====== Available data

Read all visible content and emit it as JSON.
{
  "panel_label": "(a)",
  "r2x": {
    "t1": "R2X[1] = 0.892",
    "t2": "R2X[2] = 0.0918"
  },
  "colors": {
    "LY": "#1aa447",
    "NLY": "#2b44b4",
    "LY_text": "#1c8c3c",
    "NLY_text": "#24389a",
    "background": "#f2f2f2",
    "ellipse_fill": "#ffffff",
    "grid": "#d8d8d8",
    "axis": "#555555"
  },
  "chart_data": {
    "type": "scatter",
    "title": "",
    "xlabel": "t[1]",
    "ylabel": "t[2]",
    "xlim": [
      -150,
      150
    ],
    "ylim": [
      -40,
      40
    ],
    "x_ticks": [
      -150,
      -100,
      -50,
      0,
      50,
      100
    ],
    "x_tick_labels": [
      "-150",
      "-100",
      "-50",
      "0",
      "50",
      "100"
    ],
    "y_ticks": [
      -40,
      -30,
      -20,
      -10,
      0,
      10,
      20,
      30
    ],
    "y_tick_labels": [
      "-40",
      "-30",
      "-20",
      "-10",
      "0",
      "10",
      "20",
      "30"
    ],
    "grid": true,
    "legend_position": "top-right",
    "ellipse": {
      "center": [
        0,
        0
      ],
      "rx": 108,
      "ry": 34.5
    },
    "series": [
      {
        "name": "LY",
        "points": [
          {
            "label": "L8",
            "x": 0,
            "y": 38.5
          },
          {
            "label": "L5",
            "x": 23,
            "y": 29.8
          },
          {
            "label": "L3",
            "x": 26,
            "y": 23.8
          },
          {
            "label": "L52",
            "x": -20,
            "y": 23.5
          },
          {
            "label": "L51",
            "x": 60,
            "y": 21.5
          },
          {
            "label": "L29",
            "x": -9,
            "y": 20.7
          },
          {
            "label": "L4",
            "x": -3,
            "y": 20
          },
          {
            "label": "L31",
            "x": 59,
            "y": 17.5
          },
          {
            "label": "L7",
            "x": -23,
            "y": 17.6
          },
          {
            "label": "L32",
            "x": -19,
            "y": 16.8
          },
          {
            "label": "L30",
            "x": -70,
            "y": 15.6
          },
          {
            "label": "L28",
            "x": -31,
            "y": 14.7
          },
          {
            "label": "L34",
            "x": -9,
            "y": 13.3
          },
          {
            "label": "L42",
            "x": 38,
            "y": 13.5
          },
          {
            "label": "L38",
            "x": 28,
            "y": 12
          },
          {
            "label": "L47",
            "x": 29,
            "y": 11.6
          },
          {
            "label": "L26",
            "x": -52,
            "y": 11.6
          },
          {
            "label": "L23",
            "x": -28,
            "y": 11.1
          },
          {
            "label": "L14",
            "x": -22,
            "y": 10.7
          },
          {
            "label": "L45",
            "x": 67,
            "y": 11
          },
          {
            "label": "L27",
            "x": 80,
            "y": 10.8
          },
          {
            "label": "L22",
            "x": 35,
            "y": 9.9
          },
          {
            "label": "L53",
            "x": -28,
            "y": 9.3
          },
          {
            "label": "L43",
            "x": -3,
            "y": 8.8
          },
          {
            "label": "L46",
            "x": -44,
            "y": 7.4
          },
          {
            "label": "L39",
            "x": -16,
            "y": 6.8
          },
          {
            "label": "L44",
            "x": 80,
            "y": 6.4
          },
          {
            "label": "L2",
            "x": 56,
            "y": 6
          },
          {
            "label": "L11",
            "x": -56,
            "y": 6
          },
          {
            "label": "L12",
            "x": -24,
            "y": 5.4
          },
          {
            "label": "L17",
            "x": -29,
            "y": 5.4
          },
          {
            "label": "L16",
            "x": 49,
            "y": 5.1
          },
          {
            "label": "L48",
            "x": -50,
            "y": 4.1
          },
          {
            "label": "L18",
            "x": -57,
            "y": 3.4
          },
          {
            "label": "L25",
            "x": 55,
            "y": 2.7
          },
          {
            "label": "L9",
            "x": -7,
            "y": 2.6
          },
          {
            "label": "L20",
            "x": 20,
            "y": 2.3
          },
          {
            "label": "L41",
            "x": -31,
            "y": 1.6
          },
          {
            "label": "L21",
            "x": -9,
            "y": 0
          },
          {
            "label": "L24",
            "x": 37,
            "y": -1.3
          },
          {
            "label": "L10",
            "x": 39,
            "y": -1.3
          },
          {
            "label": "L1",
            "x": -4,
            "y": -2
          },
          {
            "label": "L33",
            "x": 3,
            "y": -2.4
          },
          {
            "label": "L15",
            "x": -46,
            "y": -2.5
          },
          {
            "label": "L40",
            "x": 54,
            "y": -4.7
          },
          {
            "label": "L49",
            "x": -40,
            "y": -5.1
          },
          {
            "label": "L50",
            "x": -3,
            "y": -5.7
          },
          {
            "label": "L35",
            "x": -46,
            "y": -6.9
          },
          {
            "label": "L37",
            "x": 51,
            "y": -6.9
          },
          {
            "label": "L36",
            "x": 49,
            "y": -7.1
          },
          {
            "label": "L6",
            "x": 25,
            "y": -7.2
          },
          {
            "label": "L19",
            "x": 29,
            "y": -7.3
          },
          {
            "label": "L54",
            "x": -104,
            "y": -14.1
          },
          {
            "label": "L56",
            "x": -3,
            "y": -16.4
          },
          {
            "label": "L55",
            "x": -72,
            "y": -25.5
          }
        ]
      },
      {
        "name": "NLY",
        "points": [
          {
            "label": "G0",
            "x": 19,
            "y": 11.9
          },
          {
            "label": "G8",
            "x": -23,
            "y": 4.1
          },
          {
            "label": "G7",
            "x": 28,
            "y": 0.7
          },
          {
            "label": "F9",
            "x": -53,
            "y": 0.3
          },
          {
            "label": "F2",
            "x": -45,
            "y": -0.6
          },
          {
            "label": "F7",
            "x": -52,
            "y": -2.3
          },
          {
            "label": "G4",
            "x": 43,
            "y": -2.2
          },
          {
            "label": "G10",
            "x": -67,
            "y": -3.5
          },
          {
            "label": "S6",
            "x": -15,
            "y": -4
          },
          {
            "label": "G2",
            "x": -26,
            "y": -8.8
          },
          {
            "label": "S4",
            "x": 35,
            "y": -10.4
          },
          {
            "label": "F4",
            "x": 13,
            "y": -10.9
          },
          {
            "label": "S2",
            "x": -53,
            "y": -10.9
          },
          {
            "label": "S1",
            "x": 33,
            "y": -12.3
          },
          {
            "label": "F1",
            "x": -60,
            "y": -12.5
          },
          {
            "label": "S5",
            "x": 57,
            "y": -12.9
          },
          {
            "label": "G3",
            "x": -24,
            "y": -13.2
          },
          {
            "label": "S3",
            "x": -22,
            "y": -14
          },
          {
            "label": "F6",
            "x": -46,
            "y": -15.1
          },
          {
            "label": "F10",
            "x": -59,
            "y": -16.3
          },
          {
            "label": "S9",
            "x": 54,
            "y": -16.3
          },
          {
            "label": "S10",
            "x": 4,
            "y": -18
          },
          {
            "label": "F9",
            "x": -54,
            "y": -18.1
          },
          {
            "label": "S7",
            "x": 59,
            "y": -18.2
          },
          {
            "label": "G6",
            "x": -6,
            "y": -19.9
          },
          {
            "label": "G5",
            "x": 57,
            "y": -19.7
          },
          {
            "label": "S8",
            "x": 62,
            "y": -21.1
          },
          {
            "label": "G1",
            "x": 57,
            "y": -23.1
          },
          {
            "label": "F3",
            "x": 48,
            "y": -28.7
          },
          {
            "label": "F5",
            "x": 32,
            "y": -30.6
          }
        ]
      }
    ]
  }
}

============

# Objective
Recopy the entries above in their entirety, exactly.

# Full answer
Read all visible content and emit it as JSON.
{
  "panel_label": "(a)",
  "r2x": {
    "t1": "R2X[1] = 0.892",
    "t2": "R2X[2] = 0.0918"
  },
  "colors": {
    "LY": "#1aa447",
    "NLY": "#2b44b4",
    "LY_text": "#1c8c3c",
    "NLY_text": "#24389a",
    "background": "#f2f2f2",
    "ellipse_fill": "#ffffff",
    "grid": "#d8d8d8",
    "axis": "#555555"
  },
  "chart_data": {
    "type": "scatter",
    "title": "",
    "xlabel": "t[1]",
    "ylabel": "t[2]",
    "xlim": [
      -150,
      150
    ],
    "ylim": [
      -40,
      40
    ],
    "x_ticks": [
      -150,
      -100,
      -50,
      0,
      50,
      100
    ],
    "x_tick_labels": [
      "-150",
      "-100",
      "-50",
      "0",
      "50",
      "100"
    ],
    "y_ticks": [
      -40,
      -30,
      -20,
      -10,
      0,
      10,
      20,
      30
    ],
    "y_tick_labels": [
      "-40",
      "-30",
      "-20",
      "-10",
      "0",
      "10",
      "20",
      "30"
    ],
    "grid": true,
    "legend_position": "top-right",
    "ellipse": {
      "center": [
        0,
        0
      ],
      "rx": 108,
      "ry": 34.5
    },
    "series": [
      {
        "name": "LY",
        "points": [
          {
            "label": "L8",
            "x": 0,
            "y": 38.5
          },
          {
            "label": "L5",
            "x": 23,
            "y": 29.8
          },
          {
            "label": "L3",
            "x": 26,
            "y": 23.8
          },
          {
            "label": "L52",
            "x": -20,
            "y": 23.5
          },
          {
            "label": "L51",
            "x": 60,
            "y": 21.5
          },
          {
            "label": "L29",
            "x": -9,
            "y": 20.7
          },
          {
            "label": "L4",
            "x": -3,
            "y": 20
          },
          {
            "label": "L31",
            "x": 59,
            "y": 17.5
          },
          {
            "label": "L7",
            "x": -23,
            "y": 17.6
          },
          {
            "label": "L32",
            "x": -19,
            "y": 16.8
          },
          {
            "label": "L30",
            "x": -70,
            "y": 15.6
          },
          {
            "label": "L28",
            "x": -31,
            "y": 14.7
          },
          {
            "label": "L34",
            "x": -9,
            "y": 13.3
          },
          {
            "label": "L42",
            "x": 38,
            "y": 13.5
          },
          {
            "label": "L38",
            "x": 28,
            "y": 12
          },
          {
            "label": "L47",
            "x": 29,
            "y": 11.6
          },
          {
            "label": "L26",
            "x": -52,
            "y": 11.6
          },
          {
            "label": "L23",
            "x": -28,
            "y": 11.1
          },
          {
            "label": "L14",
            "x": -22,
            "y": 10.7
          },
          {
            "label": "L45",
            "x": 67,
            "y": 11
          },
          {
            "label": "L27",
            "x": 80,
            "y": 10.8
          },
          {
            "label": "L22",
            "x": 35,
            "y": 9.9
          },
          {
            "label": "L53",
            "x": -28,
            "y": 9.3
          },
          {
            "label": "L43",
            "x": -3,
            "y": 8.8
          },
          {
            "label": "L46",
            "x": -44,
            "y": 7.4
          },
          {
            "label": "L39",
            "x": -16,
            "y": 6.8
          },
          {
            "label": "L44",
            "x": 80,
            "y": 6.4
          },
          {
            "label": "L2",
            "x": 56,
            "y": 6
          },
          {
            "label": "L11",
            "x": -56,
            "y": 6
          },
          {
            "label": "L12",
            "x": -24,
            "y": 5.4
          },
          {
            "label": "L17",
            "x": -29,
            "y": 5.4
          },
          {
            "label": "L16",
            "x": 49,
            "y": 5.1
          },
          {
            "label": "L48",
            "x": -50,
            "y": 4.1
          },
          {
            "label": "L18",
            "x": -57,
            "y": 3.4
          },
          {
            "label": "L25",
            "x": 55,
            "y": 2.7
          },
          {
            "label": "L9",
            "x": -7,
            "y": 2.6
          },
          {
            "label": "L20",
            "x": 20,
            "y": 2.3
          },
          {
            "label": "L41",
            "x": -31,
            "y": 1.6
          },
          {
            "label": "L21",
            "x": -9,
            "y": 0
          },
          {
            "label": "L24",
            "x": 37,
            "y": -1.3
          },
          {
            "label": "L10",
            "x": 39,
            "y": -1.3
          },
          {
            "label": "L1",
            "x": -4,
            "y": -2
          },
          {
            "label": "L33",
            "x": 3,
            "y": -2.4
          },
          {
            "label": "L15",
            "x": -46,
            "y": -2.5
          },
          {
            "label": "L40",
            "x": 54,
            "y": -4.7
          },
          {
            "label": "L49",
            "x": -40,
            "y": -5.1
          },
          {
            "label": "L50",
            "x": -3,
            "y": -5.7
          },
          {
            "label": "L35",
            "x": -46,
            "y": -6.9
          },
          {
            "label": "L37",
            "x": 51,
            "y": -6.9
          },
          {
            "label": "L36",
            "x": 49,
            "y": -7.1
          },
          {
            "label": "L6",
            "x": 25,
            "y": -7.2
          },
          {
            "label": "L19",
            "x": 29,
            "y": -7.3
          },
          {
            "label": "L54",
            "x": -104,
            "y": -14.1
          },
          {
            "label": "L56",
            "x": -3,
            "y": -16.4
          },
          {
            "label": "L55",
            "x": -72,
            "y": -25.5
          }
        ]
      },
      {
        "name": "NLY",
        "points": [
          {
            "label": "G0",
            "x": 19,
            "y": 11.9
          },
          {
            "label": "G8",
            "x": -23,
            "y": 4.1
          },
          {
            "label": "G7",
            "x": 28,
            "y": 0.7
          },
          {
            "label": "F9",
            "x": -53,
            "y": 0.3
          },
          {
            "label": "F2",
            "x": -45,
            "y": -0.6
          },
          {
            "label": "F7",
            "x": -52,
            "y": -2.3
          },
          {
            "label": "G4",
            "x": 43,
            "y": -2.2
          },
          {
            "label": "G10",
            "x": -67,
            "y": -3.5
          },
          {
            "label": "S6",
            "x": -15,
            "y": -4
          },
          {
            "label": "G2",
            "x": -26,
            "y": -8.8
          },
          {
            "label": "S4",
            "x": 35,
            "y": -10.4
          },
          {
            "label": "F4",
            "x": 13,
            "y": -10.9
          },
          {
            "label": "S2",
            "x": -53,
            "y": -10.9
          },
          {
            "label": "S1",
            "x": 33,
            "y": -12.3
          },
          {
            "label": "F1",
            "x": -60,
            "y": -12.5
          },
          {
            "label": "S5",
            "x": 57,
            "y": -12.9
          },
          {
            "label": "G3",
            "x": -24,
            "y": -13.2
          },
          {
            "label": "S3",
            "x": -22,
            "y": -14
          },
          {
            "label": "F6",
            "x": -46,
            "y": -15.1
          },
          {
            "label": "F10",
            "x": -59,
            "y": -16.3
          },
          {
            "label": "S9",
            "x": 54,
            "y": -16.3
          },
          {
            "label": "S10",
            "x": 4,
            "y": -18
          },
          {
            "label": "F9",
            "x": -54,
            "y": -18.1
          },
          {
            "label": "S7",
            "x": 59,
            "y": -18.2
          },
          {
            "label": "G6",
            "x": -6,
            "y": -19.9
          },
          {
            "label": "G5",
            "x": 57,
            "y": -19.7
          },
          {
            "label": "S8",
            "x": 62,
            "y": -21.1
          },
          {
            "label": "G1",
            "x": 57,
            "y": -23.1
          },
          {
            "label": "F3",
            "x": 48,
            "y": -28.7
          },
          {
            "label": "F5",
            "x": 32,
            "y": -30.6
          }
        ]
      }
    ]
  }
}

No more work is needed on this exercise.